*TASK REQUIREMENTS*
Return the number of lines in which the word "normal" appears; add nothing else.

*LISTING*
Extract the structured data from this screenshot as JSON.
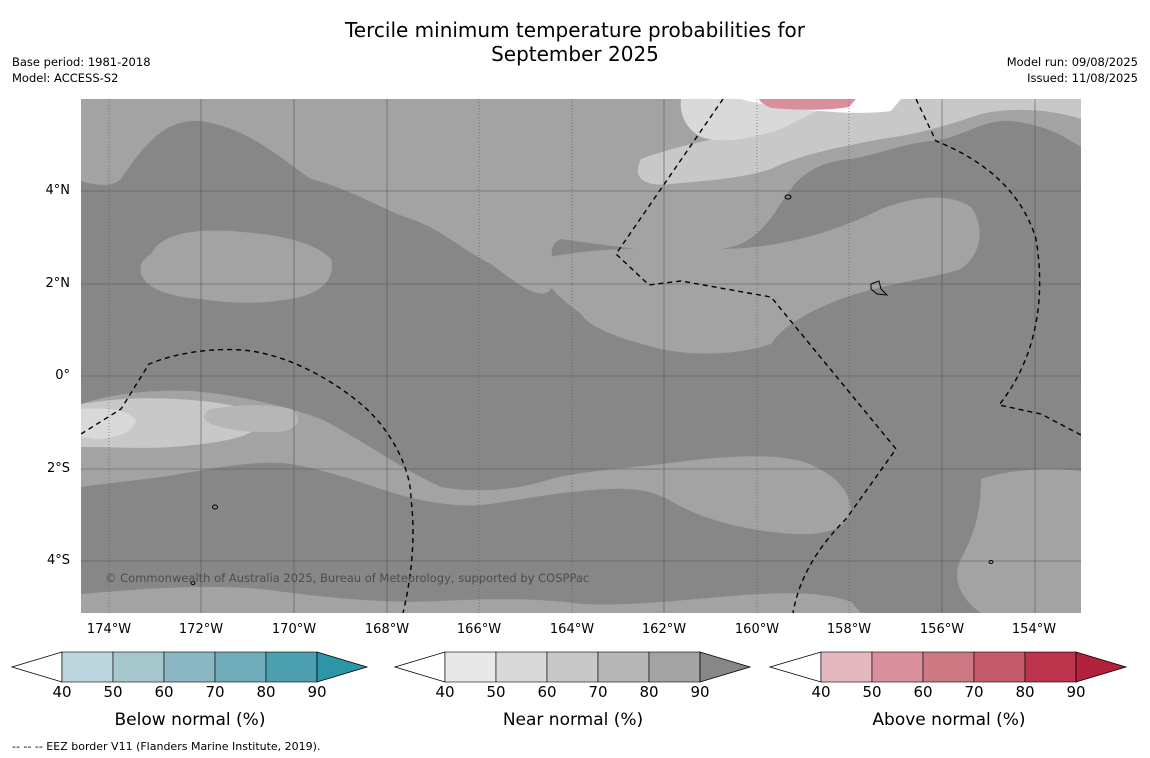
{
  "header": {
    "title_line1": "Tercile minimum temperature probabilities for",
    "title_line2": "September 2025",
    "base_period": "Base period: 1981-2018",
    "model": "Model: ACCESS-S2",
    "model_run": "Model run: 09/08/2025",
    "issued": "Issued: 11/08/2025"
  },
  "map": {
    "copyright": "© Commonwealth of Australia 2025, Bureau of Meteorology, supported by COSPPac",
    "lat_labels": [
      "4°N",
      "2°N",
      "0°",
      "2°S",
      "4°S"
    ],
    "lon_labels": [
      "174°W",
      "172°W",
      "170°W",
      "168°W",
      "166°W",
      "164°W",
      "162°W",
      "160°W",
      "158°W",
      "156°W",
      "154°W"
    ],
    "colors": {
      "near_90": "#878787",
      "near_80": "#a3a3a3",
      "near_70": "#b6b6b6",
      "near_60": "#c8c8c8",
      "near_50": "#d9d9d9",
      "above_50": "#da909c"
    }
  },
  "colorbars": [
    {
      "id": "below",
      "title": "Below normal (%)",
      "ticks": [
        "40",
        "50",
        "60",
        "70",
        "80",
        "90"
      ],
      "colors": [
        "#bdd5dc",
        "#a6c8cd",
        "#8bb8c3",
        "#6fadba",
        "#4b9fae",
        "#2c95a7"
      ]
    },
    {
      "id": "near",
      "title": "Near normal (%)",
      "ticks": [
        "40",
        "50",
        "60",
        "70",
        "80",
        "90"
      ],
      "colors": [
        "#e8e8e8",
        "#d9d9d9",
        "#c8c8c8",
        "#b6b6b6",
        "#a3a3a3",
        "#878787"
      ]
    },
    {
      "id": "above",
      "title": "Above normal (%)",
      "ticks": [
        "40",
        "50",
        "60",
        "70",
        "80",
        "90"
      ],
      "colors": [
        "#e3b8bf",
        "#da909c",
        "#ce7883",
        "#c55b6a",
        "#bc354d",
        "#b3213d"
      ]
    }
  ],
  "footnote": "--  --  -- EEZ border V11 (Flanders Marine Institute, 2019)."
}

*SOLUTION BELOW*
3